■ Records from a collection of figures
+++++
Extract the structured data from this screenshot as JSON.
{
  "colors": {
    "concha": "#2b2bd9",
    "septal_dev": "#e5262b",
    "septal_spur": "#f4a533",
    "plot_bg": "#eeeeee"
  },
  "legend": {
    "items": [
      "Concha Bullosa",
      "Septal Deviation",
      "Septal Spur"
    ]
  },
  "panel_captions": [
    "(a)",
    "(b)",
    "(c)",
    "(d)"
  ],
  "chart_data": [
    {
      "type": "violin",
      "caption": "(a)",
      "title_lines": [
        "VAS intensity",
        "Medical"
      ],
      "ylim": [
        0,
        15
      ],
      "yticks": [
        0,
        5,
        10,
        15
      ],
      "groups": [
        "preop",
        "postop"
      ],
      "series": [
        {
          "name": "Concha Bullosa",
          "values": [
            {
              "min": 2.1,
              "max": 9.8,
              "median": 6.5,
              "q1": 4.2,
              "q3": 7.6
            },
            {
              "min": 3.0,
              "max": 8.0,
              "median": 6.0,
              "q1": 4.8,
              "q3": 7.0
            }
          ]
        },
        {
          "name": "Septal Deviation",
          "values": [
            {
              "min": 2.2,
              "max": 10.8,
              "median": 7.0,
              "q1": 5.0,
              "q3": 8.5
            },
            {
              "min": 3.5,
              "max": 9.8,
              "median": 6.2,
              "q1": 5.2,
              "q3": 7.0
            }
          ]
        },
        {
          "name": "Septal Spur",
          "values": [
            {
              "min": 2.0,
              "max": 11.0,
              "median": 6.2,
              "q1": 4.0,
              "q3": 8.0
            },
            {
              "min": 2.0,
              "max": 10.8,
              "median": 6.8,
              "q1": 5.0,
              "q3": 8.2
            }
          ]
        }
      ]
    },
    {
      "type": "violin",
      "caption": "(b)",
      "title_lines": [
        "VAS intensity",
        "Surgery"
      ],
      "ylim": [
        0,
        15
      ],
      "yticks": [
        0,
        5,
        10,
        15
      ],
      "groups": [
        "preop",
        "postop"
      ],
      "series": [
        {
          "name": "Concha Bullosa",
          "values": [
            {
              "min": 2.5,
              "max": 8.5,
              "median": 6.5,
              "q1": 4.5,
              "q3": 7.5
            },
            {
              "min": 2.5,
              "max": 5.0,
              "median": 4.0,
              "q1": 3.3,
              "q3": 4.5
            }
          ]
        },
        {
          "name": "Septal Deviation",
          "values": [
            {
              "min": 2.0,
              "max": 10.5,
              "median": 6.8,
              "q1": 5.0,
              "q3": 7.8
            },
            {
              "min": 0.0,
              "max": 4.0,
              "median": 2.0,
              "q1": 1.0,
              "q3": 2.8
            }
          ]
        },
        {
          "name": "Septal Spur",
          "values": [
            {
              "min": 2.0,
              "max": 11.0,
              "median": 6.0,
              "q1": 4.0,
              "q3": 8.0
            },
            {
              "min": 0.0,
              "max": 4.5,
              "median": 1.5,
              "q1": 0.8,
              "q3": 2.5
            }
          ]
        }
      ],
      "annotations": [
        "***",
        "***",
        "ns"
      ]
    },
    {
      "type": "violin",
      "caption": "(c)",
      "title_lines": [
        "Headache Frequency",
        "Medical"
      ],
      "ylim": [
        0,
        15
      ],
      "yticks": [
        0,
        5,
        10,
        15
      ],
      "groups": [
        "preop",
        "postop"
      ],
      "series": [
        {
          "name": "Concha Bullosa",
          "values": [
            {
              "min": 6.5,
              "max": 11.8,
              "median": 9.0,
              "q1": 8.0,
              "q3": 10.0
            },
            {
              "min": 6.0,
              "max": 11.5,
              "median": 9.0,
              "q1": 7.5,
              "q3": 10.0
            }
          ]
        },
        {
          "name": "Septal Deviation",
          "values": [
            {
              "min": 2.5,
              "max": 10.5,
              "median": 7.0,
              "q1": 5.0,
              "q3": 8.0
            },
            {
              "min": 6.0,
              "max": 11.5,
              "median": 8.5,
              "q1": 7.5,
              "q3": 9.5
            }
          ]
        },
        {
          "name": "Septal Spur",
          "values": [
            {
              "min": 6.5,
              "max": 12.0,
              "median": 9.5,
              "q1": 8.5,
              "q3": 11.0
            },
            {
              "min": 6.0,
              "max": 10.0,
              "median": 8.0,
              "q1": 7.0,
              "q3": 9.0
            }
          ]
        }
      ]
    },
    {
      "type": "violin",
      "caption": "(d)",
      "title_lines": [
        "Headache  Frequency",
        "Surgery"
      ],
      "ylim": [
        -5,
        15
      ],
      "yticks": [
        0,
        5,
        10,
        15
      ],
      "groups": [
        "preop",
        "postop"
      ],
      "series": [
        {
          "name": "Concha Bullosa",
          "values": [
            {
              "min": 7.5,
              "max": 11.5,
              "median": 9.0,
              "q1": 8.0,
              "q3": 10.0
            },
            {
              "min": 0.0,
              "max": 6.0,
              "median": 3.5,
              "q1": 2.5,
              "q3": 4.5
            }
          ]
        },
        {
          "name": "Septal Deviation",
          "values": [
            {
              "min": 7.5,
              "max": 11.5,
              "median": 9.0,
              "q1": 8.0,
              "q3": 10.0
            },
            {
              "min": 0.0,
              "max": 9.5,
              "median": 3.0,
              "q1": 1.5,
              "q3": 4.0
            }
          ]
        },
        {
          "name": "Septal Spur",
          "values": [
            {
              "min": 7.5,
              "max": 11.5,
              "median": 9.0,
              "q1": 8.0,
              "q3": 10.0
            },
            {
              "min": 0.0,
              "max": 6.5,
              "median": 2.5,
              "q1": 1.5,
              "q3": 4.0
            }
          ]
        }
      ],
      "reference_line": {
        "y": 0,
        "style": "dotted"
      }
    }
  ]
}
+++++
■ Work to be completed
Output the entries verbatim.

■ Exercise response
Extract the structured data from this screenshot as JSON.
{
  "colors": {
    "concha": "#2b2bd9",
    "septal_dev": "#e5262b",
    "septal_spur": "#f4a533",
    "plot_bg": "#eeeeee"
  },
  "legend": {
    "items": [
      "Concha Bullosa",
      "Septal Deviation",
      "Septal Spur"
    ]
  },
  "panel_captions": [
    "(a)",
    "(b)",
    "(c)",
    "(d)"
  ],
  "chart_data": [
    {
      "type": "violin",
      "caption": "(a)",
      "title_lines": [
        "VAS intensity",
        "Medical"
      ],
      "ylim": [
        0,
        15
      ],
      "yticks": [
        0,
        5,
        10,
        15
      ],
      "groups": [
        "preop",
        "postop"
      ],
      "series": [
        {
          "name": "Concha Bullosa",
          "values": [
            {
              "min": 2.1,
              "max": 9.8,
              "median": 6.5,
              "q1": 4.2,
              "q3": 7.6
            },
            {
              "min": 3.0,
              "max": 8.0,
              "median": 6.0,
              "q1": 4.8,
              "q3": 7.0
            }
          ]
        },
        {
          "name": "Septal Deviation",
          "values": [
            {
              "min": 2.2,
              "max": 10.8,
              "median": 7.0,
              "q1": 5.0,
              "q3": 8.5
            },
            {
              "min": 3.5,
              "max": 9.8,
              "median": 6.2,
              "q1": 5.2,
              "q3": 7.0
            }
          ]
        },
        {
          "name": "Septal Spur",
          "values": [
            {
              "min": 2.0,
              "max": 11.0,
              "median": 6.2,
              "q1": 4.0,
              "q3": 8.0
            },
            {
              "min": 2.0,
              "max": 10.8,
              "median": 6.8,
              "q1": 5.0,
              "q3": 8.2
            }
          ]
        }
      ]
    },
    {
      "type": "violin",
      "caption": "(b)",
      "title_lines": [
        "VAS intensity",
        "Surgery"
      ],
      "ylim": [
        0,
        15
      ],
      "yticks": [
        0,
        5,
        10,
        15
      ],
      "groups": [
        "preop",
        "postop"
      ],
      "series": [
        {
          "name": "Concha Bullosa",
          "values": [
            {
              "min": 2.5,
              "max": 8.5,
              "median": 6.5,
              "q1": 4.5,
              "q3": 7.5
            },
            {
              "min": 2.5,
              "max": 5.0,
              "median": 4.0,
              "q1": 3.3,
              "q3": 4.5
            }
          ]
        },
        {
          "name": "Septal Deviation",
          "values": [
            {
              "min": 2.0,
              "max": 10.5,
              "median": 6.8,
              "q1": 5.0,
              "q3": 7.8
            },
            {
              "min": 0.0,
              "max": 4.0,
              "median": 2.0,
              "q1": 1.0,
              "q3": 2.8
            }
          ]
        },
        {
          "name": "Septal Spur",
          "values": [
            {
              "min": 2.0,
              "max": 11.0,
              "median": 6.0,
              "q1": 4.0,
              "q3": 8.0
            },
            {
              "min": 0.0,
              "max": 4.5,
              "median": 1.5,
              "q1": 0.8,
              "q3": 2.5
            }
          ]
        }
      ],
      "annotations": [
        "***",
        "***",
        "ns"
      ]
    },
    {
      "type": "violin",
      "caption": "(c)",
      "title_lines": [
        "Headache Frequency",
        "Medical"
      ],
      "ylim": [
        0,
        15
      ],
      "yticks": [
        0,
        5,
        10,
        15
      ],
      "groups": [
        "preop",
        "postop"
      ],
      "series": [
        {
          "name": "Concha Bullosa",
          "values": [
            {
              "min": 6.5,
              "max": 11.8,
              "median": 9.0,
              "q1": 8.0,
              "q3": 10.0
            },
            {
              "min": 6.0,
              "max": 11.5,
              "median": 9.0,
              "q1": 7.5,
              "q3": 10.0
            }
          ]
        },
        {
          "name": "Septal Deviation",
          "values": [
            {
              "min": 2.5,
              "max": 10.5,
              "median": 7.0,
              "q1": 5.0,
              "q3": 8.0
            },
            {
              "min": 6.0,
              "max": 11.5,
              "median": 8.5,
              "q1": 7.5,
              "q3": 9.5
            }
          ]
        },
        {
          "name": "Septal Spur",
          "values": [
            {
              "min": 6.5,
              "max": 12.0,
              "median": 9.5,
              "q1": 8.5,
              "q3": 11.0
            },
            {
              "min": 6.0,
              "max": 10.0,
              "median": 8.0,
              "q1": 7.0,
              "q3": 9.0
            }
          ]
        }
      ]
    },
    {
      "type": "violin",
      "caption": "(d)",
      "title_lines": [
        "Headache  Frequency",
        "Surgery"
      ],
      "ylim": [
        -5,
        15
      ],
      "yticks": [
        0,
        5,
        10,
        15
      ],
      "groups": [
        "preop",
        "postop"
      ],
      "series": [
        {
          "name": "Concha Bullosa",
          "values": [
            {
              "min": 7.5,
              "max": 11.5,
              "median": 9.0,
              "q1": 8.0,
              "q3": 10.0
            },
            {
              "min": 0.0,
              "max": 6.0,
              "median": 3.5,
              "q1": 2.5,
              "q3": 4.5
            }
          ]
        },
        {
          "name": "Septal Deviation",
          "values": [
            {
              "min": 7.5,
              "max": 11.5,
              "median": 9.0,
              "q1": 8.0,
              "q3": 10.0
            },
            {
              "min": 0.0,
              "max": 9.5,
              "median": 3.0,
              "q1": 1.5,
              "q3": 4.0
            }
          ]
        },
        {
          "name": "Septal Spur",
          "values": [
            {
              "min": 7.5,
              "max": 11.5,
              "median": 9.0,
              "q1": 8.0,
              "q3": 10.0
            },
            {
              "min": 0.0,
              "max": 6.5,
              "median": 2.5,
              "q1": 1.5,
              "q3": 4.0
            }
          ]
        }
      ],
      "reference_line": {
        "y": 0,
        "style": "dotted"
      }
    }
  ]
}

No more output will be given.